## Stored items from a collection

+ + + + +

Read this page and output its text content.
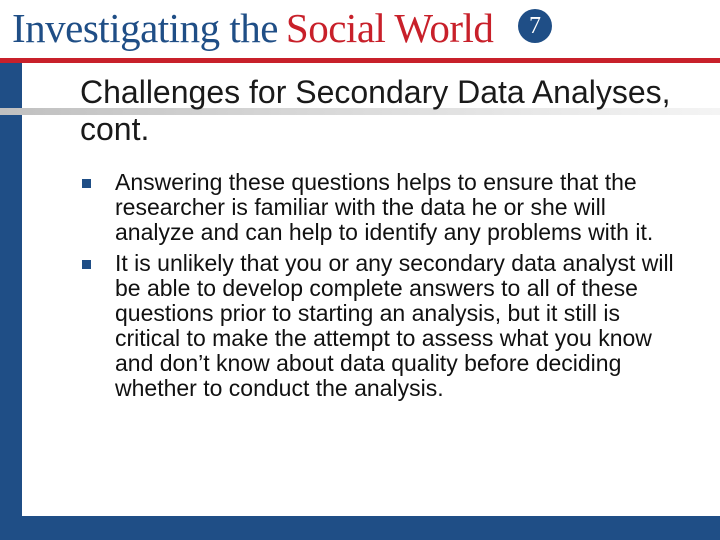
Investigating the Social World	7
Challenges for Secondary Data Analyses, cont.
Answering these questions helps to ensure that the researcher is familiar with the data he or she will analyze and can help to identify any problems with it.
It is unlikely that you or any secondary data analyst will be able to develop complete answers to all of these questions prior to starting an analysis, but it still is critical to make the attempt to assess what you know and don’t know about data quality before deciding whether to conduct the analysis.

+ + + + +

## GIVEN INSTRUCTION
Give only the number of lines in the data that hold the word "will".

## EXPECTED ANSWER
2